● INSTRUCTION
Track down the lines that contain "here" and copy them.

-- Start of DATA ROWS --

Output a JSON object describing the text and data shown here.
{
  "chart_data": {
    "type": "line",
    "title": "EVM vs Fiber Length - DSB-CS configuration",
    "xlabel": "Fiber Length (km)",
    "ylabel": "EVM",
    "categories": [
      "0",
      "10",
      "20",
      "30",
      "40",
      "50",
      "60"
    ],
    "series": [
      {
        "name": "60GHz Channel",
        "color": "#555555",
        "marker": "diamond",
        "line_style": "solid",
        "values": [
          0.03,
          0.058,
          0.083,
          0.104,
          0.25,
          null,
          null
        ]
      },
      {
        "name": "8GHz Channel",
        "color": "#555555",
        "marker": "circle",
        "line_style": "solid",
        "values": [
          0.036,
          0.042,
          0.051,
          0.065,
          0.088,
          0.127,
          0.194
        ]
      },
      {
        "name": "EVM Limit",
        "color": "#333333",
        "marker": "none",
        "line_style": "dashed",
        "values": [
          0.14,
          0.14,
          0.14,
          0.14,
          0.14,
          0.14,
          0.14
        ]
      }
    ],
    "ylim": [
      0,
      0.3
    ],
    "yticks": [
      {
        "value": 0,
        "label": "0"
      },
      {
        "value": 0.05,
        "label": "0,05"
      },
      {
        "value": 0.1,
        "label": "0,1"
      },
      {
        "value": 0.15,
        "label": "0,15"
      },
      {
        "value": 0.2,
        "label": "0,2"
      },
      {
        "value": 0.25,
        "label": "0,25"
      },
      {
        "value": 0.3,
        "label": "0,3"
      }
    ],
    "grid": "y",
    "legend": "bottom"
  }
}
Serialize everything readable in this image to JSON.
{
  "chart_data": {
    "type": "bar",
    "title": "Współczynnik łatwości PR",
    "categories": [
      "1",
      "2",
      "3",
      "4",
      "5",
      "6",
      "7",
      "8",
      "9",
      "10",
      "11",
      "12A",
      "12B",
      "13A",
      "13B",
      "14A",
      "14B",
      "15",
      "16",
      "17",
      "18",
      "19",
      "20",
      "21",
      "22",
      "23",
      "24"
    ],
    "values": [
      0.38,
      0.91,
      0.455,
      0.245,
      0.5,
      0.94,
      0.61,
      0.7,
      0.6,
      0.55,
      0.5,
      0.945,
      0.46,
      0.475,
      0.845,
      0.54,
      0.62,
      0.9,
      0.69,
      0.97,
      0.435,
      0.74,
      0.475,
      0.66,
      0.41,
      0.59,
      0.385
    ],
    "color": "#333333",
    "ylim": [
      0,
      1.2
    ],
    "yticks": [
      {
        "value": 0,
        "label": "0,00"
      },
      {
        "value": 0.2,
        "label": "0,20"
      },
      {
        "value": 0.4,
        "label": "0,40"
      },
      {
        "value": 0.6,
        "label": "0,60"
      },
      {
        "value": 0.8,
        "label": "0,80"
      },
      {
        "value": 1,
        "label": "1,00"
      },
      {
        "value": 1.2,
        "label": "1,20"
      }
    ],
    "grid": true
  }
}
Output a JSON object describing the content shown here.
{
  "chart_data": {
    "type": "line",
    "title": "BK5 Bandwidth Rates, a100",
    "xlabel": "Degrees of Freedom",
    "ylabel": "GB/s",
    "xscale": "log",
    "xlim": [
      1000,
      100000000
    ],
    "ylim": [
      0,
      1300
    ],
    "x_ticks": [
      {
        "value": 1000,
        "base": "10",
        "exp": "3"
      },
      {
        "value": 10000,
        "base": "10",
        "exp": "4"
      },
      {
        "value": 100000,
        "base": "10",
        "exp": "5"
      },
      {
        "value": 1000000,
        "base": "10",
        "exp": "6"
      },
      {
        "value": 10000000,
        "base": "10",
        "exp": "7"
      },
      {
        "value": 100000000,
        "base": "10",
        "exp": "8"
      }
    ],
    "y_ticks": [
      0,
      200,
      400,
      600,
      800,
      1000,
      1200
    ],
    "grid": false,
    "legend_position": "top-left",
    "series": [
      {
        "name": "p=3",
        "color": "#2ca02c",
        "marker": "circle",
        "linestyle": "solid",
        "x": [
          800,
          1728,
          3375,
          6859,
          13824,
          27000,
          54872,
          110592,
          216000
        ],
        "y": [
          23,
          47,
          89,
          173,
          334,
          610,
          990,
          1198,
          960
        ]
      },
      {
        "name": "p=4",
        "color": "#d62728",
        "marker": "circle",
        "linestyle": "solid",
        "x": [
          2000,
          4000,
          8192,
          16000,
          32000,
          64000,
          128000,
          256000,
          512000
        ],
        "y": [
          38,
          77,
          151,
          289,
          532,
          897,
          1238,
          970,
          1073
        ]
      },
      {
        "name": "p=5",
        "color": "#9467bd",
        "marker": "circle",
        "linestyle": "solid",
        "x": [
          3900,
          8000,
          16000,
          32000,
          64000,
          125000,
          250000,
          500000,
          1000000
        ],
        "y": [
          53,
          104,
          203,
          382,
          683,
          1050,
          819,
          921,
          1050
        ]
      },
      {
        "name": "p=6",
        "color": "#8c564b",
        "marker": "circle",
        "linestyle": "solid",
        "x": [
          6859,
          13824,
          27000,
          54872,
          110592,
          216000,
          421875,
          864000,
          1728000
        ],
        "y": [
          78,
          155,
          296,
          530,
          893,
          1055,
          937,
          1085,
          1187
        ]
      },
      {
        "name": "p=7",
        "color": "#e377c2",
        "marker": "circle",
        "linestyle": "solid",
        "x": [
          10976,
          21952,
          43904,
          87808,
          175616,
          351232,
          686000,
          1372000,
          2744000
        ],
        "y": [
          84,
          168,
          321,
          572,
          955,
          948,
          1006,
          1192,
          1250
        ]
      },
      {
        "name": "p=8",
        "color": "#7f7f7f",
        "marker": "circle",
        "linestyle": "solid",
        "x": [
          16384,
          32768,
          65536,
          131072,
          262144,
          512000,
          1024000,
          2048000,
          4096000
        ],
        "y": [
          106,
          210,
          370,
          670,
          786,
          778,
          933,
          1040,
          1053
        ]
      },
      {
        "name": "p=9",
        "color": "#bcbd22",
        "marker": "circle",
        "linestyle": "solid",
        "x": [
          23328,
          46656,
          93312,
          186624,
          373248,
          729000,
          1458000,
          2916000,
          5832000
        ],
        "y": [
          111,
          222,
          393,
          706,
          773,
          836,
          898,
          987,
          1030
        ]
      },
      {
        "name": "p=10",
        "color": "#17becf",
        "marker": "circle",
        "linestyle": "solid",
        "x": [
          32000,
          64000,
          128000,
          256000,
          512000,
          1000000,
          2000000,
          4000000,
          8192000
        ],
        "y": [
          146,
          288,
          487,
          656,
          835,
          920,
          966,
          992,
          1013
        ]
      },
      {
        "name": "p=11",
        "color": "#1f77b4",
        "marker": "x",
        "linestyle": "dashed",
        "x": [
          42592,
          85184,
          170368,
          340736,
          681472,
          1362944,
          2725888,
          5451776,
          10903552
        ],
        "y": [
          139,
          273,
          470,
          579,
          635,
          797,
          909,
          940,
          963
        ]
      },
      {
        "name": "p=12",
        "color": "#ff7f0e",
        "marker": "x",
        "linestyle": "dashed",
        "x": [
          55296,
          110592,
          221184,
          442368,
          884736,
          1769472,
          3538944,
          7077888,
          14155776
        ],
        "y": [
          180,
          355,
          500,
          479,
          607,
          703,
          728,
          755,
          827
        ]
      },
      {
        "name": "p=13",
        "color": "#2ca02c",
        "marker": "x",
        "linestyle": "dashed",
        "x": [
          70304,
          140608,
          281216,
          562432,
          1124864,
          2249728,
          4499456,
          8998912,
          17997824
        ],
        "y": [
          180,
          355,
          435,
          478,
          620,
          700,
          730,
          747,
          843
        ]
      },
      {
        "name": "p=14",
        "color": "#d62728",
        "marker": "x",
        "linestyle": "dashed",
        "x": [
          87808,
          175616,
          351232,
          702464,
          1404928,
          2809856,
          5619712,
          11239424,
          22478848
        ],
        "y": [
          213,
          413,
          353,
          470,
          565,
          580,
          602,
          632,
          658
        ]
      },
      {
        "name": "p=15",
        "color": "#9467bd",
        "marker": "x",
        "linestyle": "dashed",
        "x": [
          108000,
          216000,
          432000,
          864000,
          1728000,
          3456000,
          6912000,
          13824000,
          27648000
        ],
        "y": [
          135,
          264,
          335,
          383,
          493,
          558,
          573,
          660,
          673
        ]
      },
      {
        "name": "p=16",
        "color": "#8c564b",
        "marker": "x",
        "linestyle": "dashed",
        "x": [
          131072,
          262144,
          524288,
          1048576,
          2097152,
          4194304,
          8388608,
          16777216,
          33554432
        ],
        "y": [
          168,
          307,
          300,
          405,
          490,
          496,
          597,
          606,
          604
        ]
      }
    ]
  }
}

-- End of DATA ROWS --

● WRITTEN RESPONSE
Output a JSON object describing the text and data shown here.
Output a JSON object describing the content shown here.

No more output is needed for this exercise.